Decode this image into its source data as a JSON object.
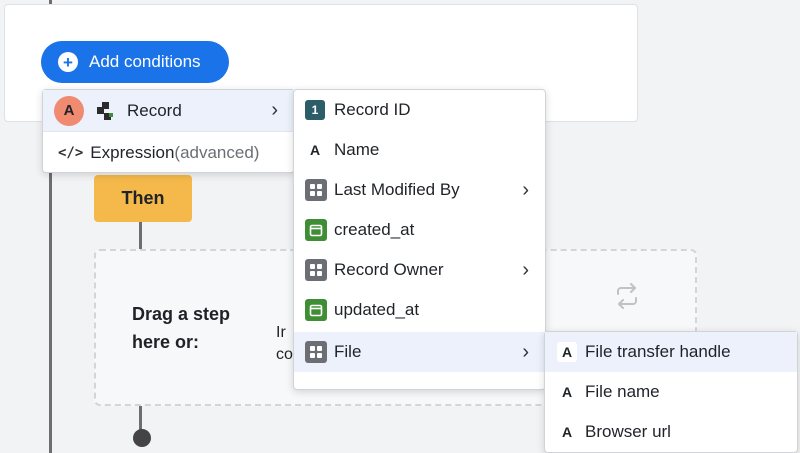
{
  "conditions": {
    "add_label": "Add conditions"
  },
  "source_menu": {
    "avatar_letter": "A",
    "record_label": "Record",
    "expression_label": "Expression",
    "expression_suffix": "(advanced)"
  },
  "record_fields": [
    {
      "label": "Record ID",
      "icon": "number-icon",
      "icon_text": "1"
    },
    {
      "label": "Name",
      "icon": "text-icon",
      "icon_text": "A"
    },
    {
      "label": "Last Modified By",
      "icon": "object-icon"
    },
    {
      "label": "created_at",
      "icon": "calendar-icon"
    },
    {
      "label": "Record Owner",
      "icon": "object-icon"
    },
    {
      "label": "updated_at",
      "icon": "calendar-icon"
    },
    {
      "label": "File",
      "icon": "object-icon"
    }
  ],
  "file_fields": [
    {
      "label": "File transfer handle",
      "icon_text": "A"
    },
    {
      "label": "File name",
      "icon_text": "A"
    },
    {
      "label": "Browser url",
      "icon_text": "A"
    }
  ],
  "then_block": {
    "label": "Then"
  },
  "dropzone": {
    "line1": "Drag a step",
    "line2": "here or:",
    "partial1": "Ir",
    "partial2": "co"
  },
  "colors": {
    "primary": "#1a73e8",
    "then": "#f4b94a",
    "avatar": "#f08a70",
    "calendar": "#3f8d35",
    "number": "#2e5d6a"
  }
}
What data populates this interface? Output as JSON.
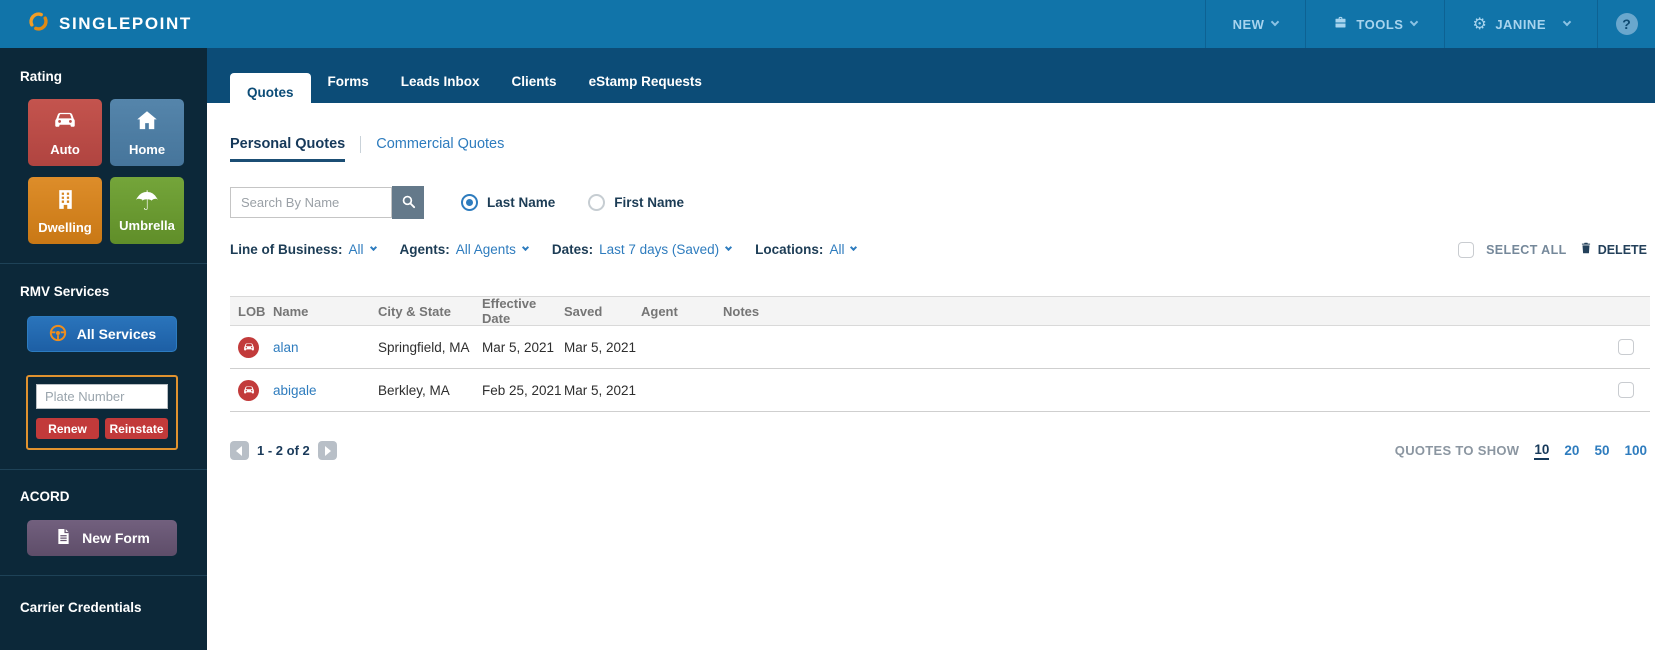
{
  "topbar": {
    "brand": "SINGLEPOINT",
    "new_label": "NEW",
    "tools_label": "TOOLS",
    "user_label": "JANINE",
    "help_label": "?"
  },
  "icons": {
    "gear": "⚙",
    "umbrella": "☂"
  },
  "sidebar": {
    "rating_heading": "Rating",
    "rating_tiles": [
      {
        "label": "Auto",
        "icon": "car-icon",
        "color": "#bd4b47"
      },
      {
        "label": "Home",
        "icon": "home-icon",
        "color": "#4e80a6"
      },
      {
        "label": "Dwelling",
        "icon": "building-icon",
        "color": "#d3821f"
      },
      {
        "label": "Umbrella",
        "icon": "umbrella-icon",
        "color": "#699b2e"
      }
    ],
    "rmv_heading": "RMV Services",
    "all_services_label": "All Services",
    "plate_input_placeholder": "Plate Number",
    "renew_label": "Renew",
    "reinstate_label": "Reinstate",
    "acord_heading": "ACORD",
    "new_form_label": "New Form",
    "carrier_heading": "Carrier Credentials"
  },
  "main": {
    "tabs": [
      {
        "label": "Quotes",
        "active": true
      },
      {
        "label": "Forms",
        "active": false
      },
      {
        "label": "Leads Inbox",
        "active": false
      },
      {
        "label": "Clients",
        "active": false
      },
      {
        "label": "eStamp Requests",
        "active": false
      }
    ],
    "subtabs": {
      "personal_label": "Personal Quotes",
      "commercial_label": "Commercial Quotes",
      "selected": "Personal Quotes"
    },
    "search": {
      "placeholder": "Search By Name",
      "last_name_label": "Last Name",
      "first_name_label": "First Name",
      "selected_radio": "Last Name"
    },
    "filters": [
      {
        "label": "Line of Business:",
        "value": "All"
      },
      {
        "label": "Agents:",
        "value": "All Agents"
      },
      {
        "label": "Dates:",
        "value": "Last 7 days (Saved)"
      },
      {
        "label": "Locations:",
        "value": "All"
      }
    ],
    "bulk_actions": {
      "select_all_label": "SELECT ALL",
      "delete_label": "DELETE"
    },
    "table": {
      "headers": [
        "LOB",
        "Name",
        "City & State",
        "Effective Date",
        "Saved",
        "Agent",
        "Notes"
      ],
      "rows": [
        {
          "lob": "auto",
          "name": "alan",
          "city_state": "Springfield, MA",
          "effective_date": "Mar 5, 2021",
          "saved": "Mar 5, 2021",
          "agent": "",
          "notes": ""
        },
        {
          "lob": "auto",
          "name": "abigale",
          "city_state": "Berkley, MA",
          "effective_date": "Feb 25, 2021",
          "saved": "Mar 5, 2021",
          "agent": "",
          "notes": ""
        }
      ]
    },
    "pagination": {
      "range_label": "1 - 2 of 2"
    },
    "quotes_to_show": {
      "label": "QUOTES TO SHOW",
      "options": [
        "10",
        "20",
        "50",
        "100"
      ],
      "selected": "10"
    }
  },
  "colors": {
    "topbar_blue": "#1174a9",
    "tabstrip_blue": "#0c4c77",
    "sidebar_navy": "#0c2839",
    "link_blue": "#2e7cbe",
    "auto_red": "#bd4b47",
    "home_blue": "#4e80a6",
    "dwelling_orange": "#d3821f",
    "umbrella_green": "#699b2e",
    "danger_red": "#c23a3a",
    "rmv_border_orange": "#e0922f",
    "acord_purple": "#6a5875",
    "brand_orange": "#f09d26",
    "lob_badge_red": "#c23b3b",
    "dark_text": "#1c3c55"
  }
}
· · · · ·
▶ **Brief**: Give the count of lines holding the word "conditions", with no other words.

▶ **Response for this exercise**: 2